[Start Selection]
This makes the gospel proclamation very different for modern Pentecostals. While they will argue that they respect and honor the written Word, in practice, they promote feelings over facts and experience over evidence. They testify to others of the truthfulness of the Christian Gospel, not upon the evidences of the faith contained in Scripture, but upon their own feelings, interpretations and internal evidence of whether or not those experiences are true. Instead of the canon of Scripture, the historic rule and measure of God’s Word, Pentecostals rely upon these capricious emotions by which to judge truth. The measuring stick of their religious life is an inward, “God told me…” This results in a Gospel proclamation that is indefensible when encountering those in other religions or atheists because it is not founded upon objective truth.


When attempting to proclaim the Gospel this subjective position creates several issues that cannot be taken lightly. If the Bible is interpreted based on what someone feels it means, then who is to say the “burning in the bosom” of the Mormon is not from their reading of Scripture? How does the Pentecostal missionary disprove the excitements of Hinduism in their worship of Shiva or the Islamic Sufi sect who both rely upon feelings to verify truth? The simple answer is that they cannot because they have placed their subjective views over the objective truths of the Scripture. If feelings dictate truth then the Gospel proclamation strength is lost.


Webster’s dictionary defines subjectivism as “a doctrine that individual feeling or apprehension is the ultimate criterion of the good and the right[1]” Another way to understand this is to say that there is no truth outside of one’s own experience. For the modern Pentecostal, this extends to hearing from God outside of the written word through visions, dreams, tongues and interpretation, prophecy and words of knowledge. According to modern Pentecostals, God gives them these experiences to verify that the Bible is true. If you feel God has spoken to you no one is permitted to challenge that because that is your experience. This is the basis of every other religion and false Christ, of cults and heretical groups alike; their experience dictates their belief system. Modern Pentecostalism is no different in that its very foundation was laid in the sandy soil of subjective experiences.


For the modern Pentecostal, God still speaks through contemporary apostles and prophets who receive personal revelations. The teaching is that until God restored these spectacular gifts and offices Christ could not return to His own. Other teachings that go counter the Scriptures arose through subjective experience rather than the objective truths of the Bible. They were revealed through both the forerunners of this movement and contemporary prophets and apostles, through layman and women via dreams or visions.


A subjective gospel lays Christianity on the same level as all other false religions

as they too are based upon subjective experiences and

it results in a debilitated proclamation.


This subjective word causes much damage to individuals, churches and the Kingdom Mission of the Church. As Pentecostals go out to proclaim the truth of the Gospel their actions belie their reliance upon the Word alone for they seek to hear the voice of God apart from Scripture. When other religions see and hear this they can then question the Christian saying, “But we hear from God too. What makes your revelations truer than our own?” Apart from the objective Word of God, the evidence that God has spoken through prophets and now speaks through His Son, the Pentecostal has no sure footing because they are reliant upon hearing God personally in addition to His written Word.
[End Selection]
* _Request 1_
Output the passage on Pentecostal subjectivism verbatim from "For the modern Pentecostal, God" to "a debilitated proclamation.".
[Start Record excerpts]
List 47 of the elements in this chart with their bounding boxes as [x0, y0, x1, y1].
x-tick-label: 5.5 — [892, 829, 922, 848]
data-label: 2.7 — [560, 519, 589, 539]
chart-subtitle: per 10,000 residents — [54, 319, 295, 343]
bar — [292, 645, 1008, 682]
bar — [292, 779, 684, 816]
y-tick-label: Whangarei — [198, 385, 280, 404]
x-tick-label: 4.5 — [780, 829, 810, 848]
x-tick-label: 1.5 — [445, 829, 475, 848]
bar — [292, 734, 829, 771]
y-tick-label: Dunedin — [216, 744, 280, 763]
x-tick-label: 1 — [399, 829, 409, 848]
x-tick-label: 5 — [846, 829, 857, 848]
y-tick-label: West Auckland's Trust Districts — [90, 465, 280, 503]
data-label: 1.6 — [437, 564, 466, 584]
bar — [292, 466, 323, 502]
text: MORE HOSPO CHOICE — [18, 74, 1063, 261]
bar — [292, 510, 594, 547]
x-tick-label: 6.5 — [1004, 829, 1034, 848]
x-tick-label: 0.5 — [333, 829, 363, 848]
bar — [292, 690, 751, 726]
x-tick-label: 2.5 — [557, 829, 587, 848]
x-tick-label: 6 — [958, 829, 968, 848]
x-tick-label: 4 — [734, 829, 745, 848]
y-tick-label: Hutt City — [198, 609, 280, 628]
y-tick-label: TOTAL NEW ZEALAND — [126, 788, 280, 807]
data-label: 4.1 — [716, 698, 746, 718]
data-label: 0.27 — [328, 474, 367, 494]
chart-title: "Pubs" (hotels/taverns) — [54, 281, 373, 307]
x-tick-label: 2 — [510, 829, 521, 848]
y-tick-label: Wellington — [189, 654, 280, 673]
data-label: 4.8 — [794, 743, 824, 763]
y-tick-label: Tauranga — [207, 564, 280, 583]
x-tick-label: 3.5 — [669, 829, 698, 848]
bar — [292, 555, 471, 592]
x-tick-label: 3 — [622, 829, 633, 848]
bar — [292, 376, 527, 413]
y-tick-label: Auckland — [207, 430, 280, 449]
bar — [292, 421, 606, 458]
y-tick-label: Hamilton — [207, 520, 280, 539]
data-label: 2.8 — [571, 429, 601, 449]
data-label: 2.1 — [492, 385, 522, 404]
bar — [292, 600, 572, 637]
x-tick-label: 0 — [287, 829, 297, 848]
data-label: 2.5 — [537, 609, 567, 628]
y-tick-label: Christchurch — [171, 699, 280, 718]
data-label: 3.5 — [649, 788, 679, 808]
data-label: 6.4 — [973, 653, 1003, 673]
[End Record excerpts]
[Start Record excerpts]
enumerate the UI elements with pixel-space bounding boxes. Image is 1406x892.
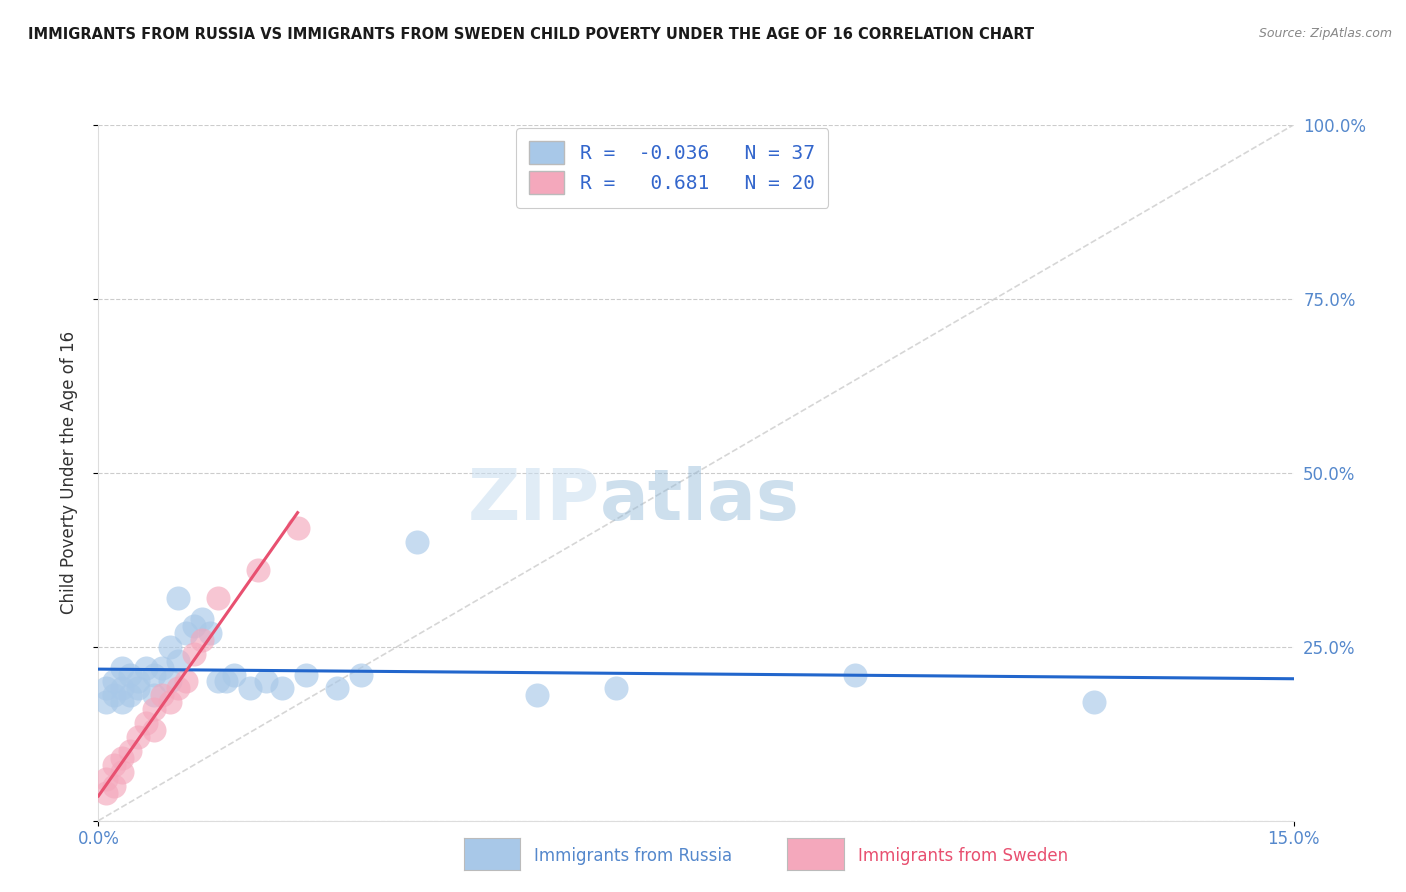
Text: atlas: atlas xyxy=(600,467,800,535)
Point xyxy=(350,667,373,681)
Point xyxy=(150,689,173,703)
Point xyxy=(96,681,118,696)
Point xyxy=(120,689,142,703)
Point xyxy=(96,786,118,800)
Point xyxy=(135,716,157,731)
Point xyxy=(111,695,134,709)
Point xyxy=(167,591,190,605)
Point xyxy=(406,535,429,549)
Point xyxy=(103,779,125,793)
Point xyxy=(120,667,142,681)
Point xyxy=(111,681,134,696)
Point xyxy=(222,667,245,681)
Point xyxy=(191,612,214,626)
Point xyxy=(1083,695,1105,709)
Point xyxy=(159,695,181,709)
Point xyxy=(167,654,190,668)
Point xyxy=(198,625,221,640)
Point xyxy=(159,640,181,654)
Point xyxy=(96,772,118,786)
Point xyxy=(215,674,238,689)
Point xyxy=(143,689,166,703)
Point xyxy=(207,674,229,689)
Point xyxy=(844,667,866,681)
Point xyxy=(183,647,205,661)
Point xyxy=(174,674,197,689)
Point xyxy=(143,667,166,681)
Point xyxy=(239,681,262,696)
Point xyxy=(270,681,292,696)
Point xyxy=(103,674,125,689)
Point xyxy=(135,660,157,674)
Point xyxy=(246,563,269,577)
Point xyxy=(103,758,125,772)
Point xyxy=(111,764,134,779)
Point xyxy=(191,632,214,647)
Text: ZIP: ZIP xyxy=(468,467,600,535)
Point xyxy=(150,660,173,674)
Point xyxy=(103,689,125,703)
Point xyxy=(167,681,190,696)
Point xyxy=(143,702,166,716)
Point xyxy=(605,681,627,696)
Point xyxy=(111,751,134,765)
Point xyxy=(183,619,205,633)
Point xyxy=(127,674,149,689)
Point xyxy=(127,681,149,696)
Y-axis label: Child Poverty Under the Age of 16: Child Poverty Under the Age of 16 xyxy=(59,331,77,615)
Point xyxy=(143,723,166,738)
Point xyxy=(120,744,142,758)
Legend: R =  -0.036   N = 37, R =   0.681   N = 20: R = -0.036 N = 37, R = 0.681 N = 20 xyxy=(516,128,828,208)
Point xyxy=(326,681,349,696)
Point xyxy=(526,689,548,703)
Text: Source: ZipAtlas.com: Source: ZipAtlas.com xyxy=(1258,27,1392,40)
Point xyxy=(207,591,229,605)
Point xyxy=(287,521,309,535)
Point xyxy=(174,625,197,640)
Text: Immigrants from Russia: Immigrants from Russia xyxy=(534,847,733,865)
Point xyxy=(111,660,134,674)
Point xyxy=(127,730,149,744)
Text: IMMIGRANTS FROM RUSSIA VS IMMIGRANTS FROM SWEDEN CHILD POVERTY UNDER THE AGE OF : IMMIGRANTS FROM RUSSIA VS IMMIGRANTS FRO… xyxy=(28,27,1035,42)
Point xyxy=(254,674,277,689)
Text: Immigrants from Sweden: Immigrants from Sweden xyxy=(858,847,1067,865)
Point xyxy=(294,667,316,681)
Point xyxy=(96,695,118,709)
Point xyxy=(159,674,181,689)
[End Record excerpts]
* _Request 2_
Return the rows verbatim from the line with "Text: atlas: atlas xyxy=(600,467,800,535)" to the line with "Point xyxy=(127,674,149,689)", including both of those lines.

* _Output 1_
For the modern Pentecostal, God still speaks through contemporary apostles and prophets who receive personal revelations. The teaching is that until God restored these spectacular gifts and offices Christ could not return to His own. Other teachings that go counter the Scriptures arose through subjective experience rather than the objective truths of the Bible. They were revealed through both the forerunners of this movement and contemporary prophets and apostles, through layman and women via dreams or visions.


A subjective gospel lays Christianity on the same level as all other false religions

as they too are based upon subjective experiences and

it results in a debilitated proclamation.

* _Output 2_
Text: atlas: atlas xyxy=(600,467,800,535)
Point xyxy=(350,667,373,681)
Point xyxy=(150,689,173,703)
Point xyxy=(96,681,118,696)
Point xyxy=(120,689,142,703)
Point xyxy=(96,786,118,800)
Point xyxy=(135,716,157,731)
Point xyxy=(111,695,134,709)
Point xyxy=(167,591,190,605)
Point xyxy=(406,535,429,549)
Point xyxy=(103,779,125,793)
Point xyxy=(120,667,142,681)
Point xyxy=(111,681,134,696)
Point xyxy=(222,667,245,681)
Point xyxy=(191,612,214,626)
Point xyxy=(1083,695,1105,709)
Point xyxy=(159,695,181,709)
Point xyxy=(167,654,190,668)
Point xyxy=(198,625,221,640)
Point xyxy=(159,640,181,654)
Point xyxy=(96,772,118,786)
Point xyxy=(215,674,238,689)
Point xyxy=(143,689,166,703)
Point xyxy=(207,674,229,689)
Point xyxy=(844,667,866,681)
Point xyxy=(183,647,205,661)
Point xyxy=(174,674,197,689)
Point xyxy=(143,667,166,681)
Point xyxy=(239,681,262,696)
Point xyxy=(270,681,292,696)
Point xyxy=(103,674,125,689)
Point xyxy=(135,660,157,674)
Point xyxy=(246,563,269,577)
Point xyxy=(103,758,125,772)
Point xyxy=(111,764,134,779)
Point xyxy=(191,632,214,647)
Text: ZIP: ZIP xyxy=(468,467,600,535)
Point xyxy=(150,660,173,674)
Point xyxy=(103,689,125,703)
Point xyxy=(167,681,190,696)
Point xyxy=(143,702,166,716)
Point xyxy=(605,681,627,696)
Point xyxy=(111,751,134,765)
Point xyxy=(183,619,205,633)
Point xyxy=(127,674,149,689)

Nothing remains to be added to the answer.